> _PROBLEM DESCRIPTION_:
Could you report every line from the entries that includes the word "einen"?

** Opening INPUT RECORDS block **

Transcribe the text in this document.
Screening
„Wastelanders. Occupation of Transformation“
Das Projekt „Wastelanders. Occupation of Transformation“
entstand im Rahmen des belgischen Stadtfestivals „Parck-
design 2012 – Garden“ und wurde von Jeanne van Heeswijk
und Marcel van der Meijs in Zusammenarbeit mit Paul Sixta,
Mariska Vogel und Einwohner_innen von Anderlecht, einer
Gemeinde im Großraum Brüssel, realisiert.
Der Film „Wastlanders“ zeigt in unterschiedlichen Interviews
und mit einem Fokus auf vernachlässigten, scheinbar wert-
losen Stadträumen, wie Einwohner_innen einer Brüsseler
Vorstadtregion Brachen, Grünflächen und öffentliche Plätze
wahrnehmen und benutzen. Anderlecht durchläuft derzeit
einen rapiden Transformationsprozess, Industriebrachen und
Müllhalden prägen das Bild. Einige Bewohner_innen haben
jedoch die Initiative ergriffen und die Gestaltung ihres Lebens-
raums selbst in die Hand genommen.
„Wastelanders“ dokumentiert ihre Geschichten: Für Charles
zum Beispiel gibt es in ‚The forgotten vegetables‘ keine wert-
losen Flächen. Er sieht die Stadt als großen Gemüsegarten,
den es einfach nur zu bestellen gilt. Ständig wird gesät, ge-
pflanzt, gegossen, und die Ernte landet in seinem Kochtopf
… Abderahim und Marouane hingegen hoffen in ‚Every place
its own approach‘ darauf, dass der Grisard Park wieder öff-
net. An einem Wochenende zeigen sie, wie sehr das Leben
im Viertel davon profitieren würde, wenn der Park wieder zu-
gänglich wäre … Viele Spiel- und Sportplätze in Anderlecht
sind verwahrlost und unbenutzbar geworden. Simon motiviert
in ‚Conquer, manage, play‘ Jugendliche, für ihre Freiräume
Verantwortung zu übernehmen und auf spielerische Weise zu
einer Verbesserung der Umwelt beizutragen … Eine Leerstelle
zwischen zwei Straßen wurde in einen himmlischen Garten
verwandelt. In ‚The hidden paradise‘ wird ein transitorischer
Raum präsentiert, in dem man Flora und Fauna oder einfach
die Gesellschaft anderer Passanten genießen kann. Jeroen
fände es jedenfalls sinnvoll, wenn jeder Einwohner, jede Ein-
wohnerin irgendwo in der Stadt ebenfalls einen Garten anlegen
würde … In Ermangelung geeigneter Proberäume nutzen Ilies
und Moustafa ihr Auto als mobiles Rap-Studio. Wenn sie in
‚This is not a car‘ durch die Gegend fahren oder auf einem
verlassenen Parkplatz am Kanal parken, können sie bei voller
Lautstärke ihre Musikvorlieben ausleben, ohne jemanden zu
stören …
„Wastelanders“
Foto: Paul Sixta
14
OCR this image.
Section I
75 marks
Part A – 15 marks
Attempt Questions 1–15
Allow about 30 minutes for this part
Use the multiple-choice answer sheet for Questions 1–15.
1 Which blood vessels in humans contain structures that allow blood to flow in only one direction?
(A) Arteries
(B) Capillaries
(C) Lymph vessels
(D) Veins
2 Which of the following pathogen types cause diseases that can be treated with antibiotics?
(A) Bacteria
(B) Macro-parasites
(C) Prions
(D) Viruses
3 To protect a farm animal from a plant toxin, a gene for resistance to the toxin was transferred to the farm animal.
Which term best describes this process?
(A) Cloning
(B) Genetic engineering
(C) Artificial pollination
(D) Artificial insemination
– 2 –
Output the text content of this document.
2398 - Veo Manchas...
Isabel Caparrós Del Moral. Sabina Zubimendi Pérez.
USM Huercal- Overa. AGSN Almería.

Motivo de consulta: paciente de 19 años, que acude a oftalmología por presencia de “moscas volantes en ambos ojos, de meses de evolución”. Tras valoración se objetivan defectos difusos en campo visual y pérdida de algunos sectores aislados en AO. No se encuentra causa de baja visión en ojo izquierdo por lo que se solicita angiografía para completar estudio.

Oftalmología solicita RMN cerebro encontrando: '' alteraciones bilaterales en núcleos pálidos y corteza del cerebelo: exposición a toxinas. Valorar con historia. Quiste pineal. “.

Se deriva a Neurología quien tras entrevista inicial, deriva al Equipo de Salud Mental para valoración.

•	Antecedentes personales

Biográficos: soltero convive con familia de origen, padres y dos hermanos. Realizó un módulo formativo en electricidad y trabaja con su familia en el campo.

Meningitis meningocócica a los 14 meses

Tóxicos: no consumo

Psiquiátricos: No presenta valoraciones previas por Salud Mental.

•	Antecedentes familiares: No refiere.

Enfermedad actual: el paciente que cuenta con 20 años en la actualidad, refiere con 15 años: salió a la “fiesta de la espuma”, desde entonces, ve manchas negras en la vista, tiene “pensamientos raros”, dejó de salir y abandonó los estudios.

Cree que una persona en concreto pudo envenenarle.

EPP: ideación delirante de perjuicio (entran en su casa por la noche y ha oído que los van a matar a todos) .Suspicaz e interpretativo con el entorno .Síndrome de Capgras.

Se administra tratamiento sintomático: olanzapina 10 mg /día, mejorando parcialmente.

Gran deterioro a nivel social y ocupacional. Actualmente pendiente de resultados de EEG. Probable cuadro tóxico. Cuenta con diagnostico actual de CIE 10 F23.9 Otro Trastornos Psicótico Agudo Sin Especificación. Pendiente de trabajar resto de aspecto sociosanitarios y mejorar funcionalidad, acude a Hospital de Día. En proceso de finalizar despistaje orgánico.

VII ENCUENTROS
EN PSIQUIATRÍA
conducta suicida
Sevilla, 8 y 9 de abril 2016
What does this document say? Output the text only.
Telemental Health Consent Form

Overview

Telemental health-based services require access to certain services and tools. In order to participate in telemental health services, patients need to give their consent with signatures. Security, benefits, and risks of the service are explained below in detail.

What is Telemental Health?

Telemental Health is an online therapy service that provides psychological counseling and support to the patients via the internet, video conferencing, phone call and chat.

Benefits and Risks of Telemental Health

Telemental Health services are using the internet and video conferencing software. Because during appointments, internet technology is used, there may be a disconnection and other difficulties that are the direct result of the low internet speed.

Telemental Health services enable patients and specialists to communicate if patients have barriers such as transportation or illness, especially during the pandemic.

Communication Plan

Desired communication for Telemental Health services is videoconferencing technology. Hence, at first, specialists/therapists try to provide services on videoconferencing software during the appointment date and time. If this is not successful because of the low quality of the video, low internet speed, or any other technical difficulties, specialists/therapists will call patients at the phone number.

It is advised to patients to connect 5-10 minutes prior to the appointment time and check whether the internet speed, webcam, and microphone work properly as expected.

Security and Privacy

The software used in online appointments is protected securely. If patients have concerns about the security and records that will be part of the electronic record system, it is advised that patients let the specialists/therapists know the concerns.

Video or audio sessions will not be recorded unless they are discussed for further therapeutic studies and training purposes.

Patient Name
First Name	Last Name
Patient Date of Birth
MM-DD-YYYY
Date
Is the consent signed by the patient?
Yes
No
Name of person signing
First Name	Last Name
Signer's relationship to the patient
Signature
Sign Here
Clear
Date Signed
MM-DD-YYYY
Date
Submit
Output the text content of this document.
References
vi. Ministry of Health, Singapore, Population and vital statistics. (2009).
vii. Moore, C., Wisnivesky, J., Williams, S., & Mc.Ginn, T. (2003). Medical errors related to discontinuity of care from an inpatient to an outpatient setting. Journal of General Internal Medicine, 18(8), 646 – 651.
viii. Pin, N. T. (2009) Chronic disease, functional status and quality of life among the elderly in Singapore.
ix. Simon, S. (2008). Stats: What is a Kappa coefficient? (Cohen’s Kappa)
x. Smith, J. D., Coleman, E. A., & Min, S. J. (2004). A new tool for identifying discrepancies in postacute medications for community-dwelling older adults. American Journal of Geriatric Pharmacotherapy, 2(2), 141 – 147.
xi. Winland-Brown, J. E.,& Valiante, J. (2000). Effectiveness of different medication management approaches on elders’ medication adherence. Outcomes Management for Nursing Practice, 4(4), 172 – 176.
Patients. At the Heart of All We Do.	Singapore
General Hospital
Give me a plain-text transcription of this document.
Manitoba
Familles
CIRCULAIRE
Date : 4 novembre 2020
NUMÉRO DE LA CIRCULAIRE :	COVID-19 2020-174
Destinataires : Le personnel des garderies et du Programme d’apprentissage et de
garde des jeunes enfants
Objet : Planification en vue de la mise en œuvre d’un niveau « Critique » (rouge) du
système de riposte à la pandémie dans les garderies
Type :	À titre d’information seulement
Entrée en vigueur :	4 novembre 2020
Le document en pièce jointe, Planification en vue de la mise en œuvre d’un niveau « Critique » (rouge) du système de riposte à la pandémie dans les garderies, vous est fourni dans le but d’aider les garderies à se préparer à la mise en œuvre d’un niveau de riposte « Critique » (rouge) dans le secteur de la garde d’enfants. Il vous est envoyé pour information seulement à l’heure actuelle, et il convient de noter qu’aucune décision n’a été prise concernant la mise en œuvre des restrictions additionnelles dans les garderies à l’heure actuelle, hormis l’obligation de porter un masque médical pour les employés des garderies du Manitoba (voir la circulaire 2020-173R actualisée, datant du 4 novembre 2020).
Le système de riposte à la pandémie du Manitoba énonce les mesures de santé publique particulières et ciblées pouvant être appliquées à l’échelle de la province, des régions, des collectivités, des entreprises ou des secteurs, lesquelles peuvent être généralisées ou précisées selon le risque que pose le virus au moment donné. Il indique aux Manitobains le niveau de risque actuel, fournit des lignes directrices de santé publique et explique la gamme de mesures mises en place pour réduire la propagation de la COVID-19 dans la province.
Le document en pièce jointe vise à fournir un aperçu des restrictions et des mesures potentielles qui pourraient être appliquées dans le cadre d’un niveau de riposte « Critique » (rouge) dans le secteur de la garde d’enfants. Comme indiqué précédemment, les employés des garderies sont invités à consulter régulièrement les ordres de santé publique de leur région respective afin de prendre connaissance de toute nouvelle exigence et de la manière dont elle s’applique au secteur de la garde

** Closing INPUT RECORDS block **

> _EXERCISE RESPONSE_:
einen rapiden Transformationsprozess, Industriebrachen und
zwischen zwei Straßen wurde in einen himmlischen Garten
wohnerin irgendwo in der Stadt ebenfalls einen Garten anlegen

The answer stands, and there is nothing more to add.